-- START OF Exercise inputs --
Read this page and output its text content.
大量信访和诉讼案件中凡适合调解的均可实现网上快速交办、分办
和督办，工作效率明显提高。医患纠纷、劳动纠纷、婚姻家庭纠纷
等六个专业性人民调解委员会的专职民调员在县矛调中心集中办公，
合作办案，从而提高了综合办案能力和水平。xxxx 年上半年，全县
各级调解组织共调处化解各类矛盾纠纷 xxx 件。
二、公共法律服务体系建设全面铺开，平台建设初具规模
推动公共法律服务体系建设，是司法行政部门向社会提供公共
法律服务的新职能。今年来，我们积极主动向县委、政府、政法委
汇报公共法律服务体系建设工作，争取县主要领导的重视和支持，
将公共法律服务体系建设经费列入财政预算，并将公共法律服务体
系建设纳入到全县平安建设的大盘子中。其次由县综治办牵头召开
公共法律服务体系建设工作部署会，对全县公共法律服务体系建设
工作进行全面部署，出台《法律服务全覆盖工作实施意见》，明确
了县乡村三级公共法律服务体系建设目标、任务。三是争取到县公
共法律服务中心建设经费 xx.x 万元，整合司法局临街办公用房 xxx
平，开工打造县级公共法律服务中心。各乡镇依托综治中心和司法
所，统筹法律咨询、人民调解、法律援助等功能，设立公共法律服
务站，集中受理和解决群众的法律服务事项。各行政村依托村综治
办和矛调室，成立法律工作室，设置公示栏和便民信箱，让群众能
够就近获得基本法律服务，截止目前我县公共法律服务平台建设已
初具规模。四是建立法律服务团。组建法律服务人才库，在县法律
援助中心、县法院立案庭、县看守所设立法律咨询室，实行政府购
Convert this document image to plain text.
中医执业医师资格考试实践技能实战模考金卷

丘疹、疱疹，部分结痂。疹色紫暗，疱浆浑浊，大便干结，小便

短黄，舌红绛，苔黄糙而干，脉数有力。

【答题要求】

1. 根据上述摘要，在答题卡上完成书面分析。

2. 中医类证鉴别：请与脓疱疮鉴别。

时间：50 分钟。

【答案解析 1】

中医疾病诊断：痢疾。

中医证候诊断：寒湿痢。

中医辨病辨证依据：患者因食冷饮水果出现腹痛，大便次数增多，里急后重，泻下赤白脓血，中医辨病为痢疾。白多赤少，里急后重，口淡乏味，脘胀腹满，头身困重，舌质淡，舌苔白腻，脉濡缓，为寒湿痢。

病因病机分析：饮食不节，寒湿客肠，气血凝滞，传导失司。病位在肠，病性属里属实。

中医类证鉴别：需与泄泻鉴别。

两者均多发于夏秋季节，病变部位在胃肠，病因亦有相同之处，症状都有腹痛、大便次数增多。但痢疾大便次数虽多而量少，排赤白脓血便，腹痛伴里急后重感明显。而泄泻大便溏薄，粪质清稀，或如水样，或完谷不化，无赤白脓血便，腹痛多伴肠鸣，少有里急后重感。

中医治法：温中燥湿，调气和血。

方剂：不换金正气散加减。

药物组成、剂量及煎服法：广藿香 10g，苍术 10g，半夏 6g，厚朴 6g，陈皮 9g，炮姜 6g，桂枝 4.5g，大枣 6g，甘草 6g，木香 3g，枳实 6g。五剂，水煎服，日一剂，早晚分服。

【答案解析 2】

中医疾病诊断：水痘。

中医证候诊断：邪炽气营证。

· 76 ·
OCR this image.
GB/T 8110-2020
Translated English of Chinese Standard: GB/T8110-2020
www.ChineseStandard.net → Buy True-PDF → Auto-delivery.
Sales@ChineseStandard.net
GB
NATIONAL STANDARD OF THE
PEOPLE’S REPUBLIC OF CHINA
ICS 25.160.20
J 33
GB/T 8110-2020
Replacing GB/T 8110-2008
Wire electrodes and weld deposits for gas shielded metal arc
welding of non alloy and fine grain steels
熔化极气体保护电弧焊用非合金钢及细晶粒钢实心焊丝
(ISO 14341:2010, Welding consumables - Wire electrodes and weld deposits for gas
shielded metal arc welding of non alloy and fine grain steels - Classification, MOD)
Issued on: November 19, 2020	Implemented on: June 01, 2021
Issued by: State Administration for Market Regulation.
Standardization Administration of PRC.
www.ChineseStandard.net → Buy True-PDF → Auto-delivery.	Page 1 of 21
-- END OF Exercise inputs --
> **Task statement**
Look through the entries above; copy each line where the string "Auto" appears.

> **Answer for the task**
www.ChineseStandard.net → Buy True-PDF → Auto-delivery.
www.ChineseStandard.net → Buy True-PDF → Auto-delivery.	Page 1 of 21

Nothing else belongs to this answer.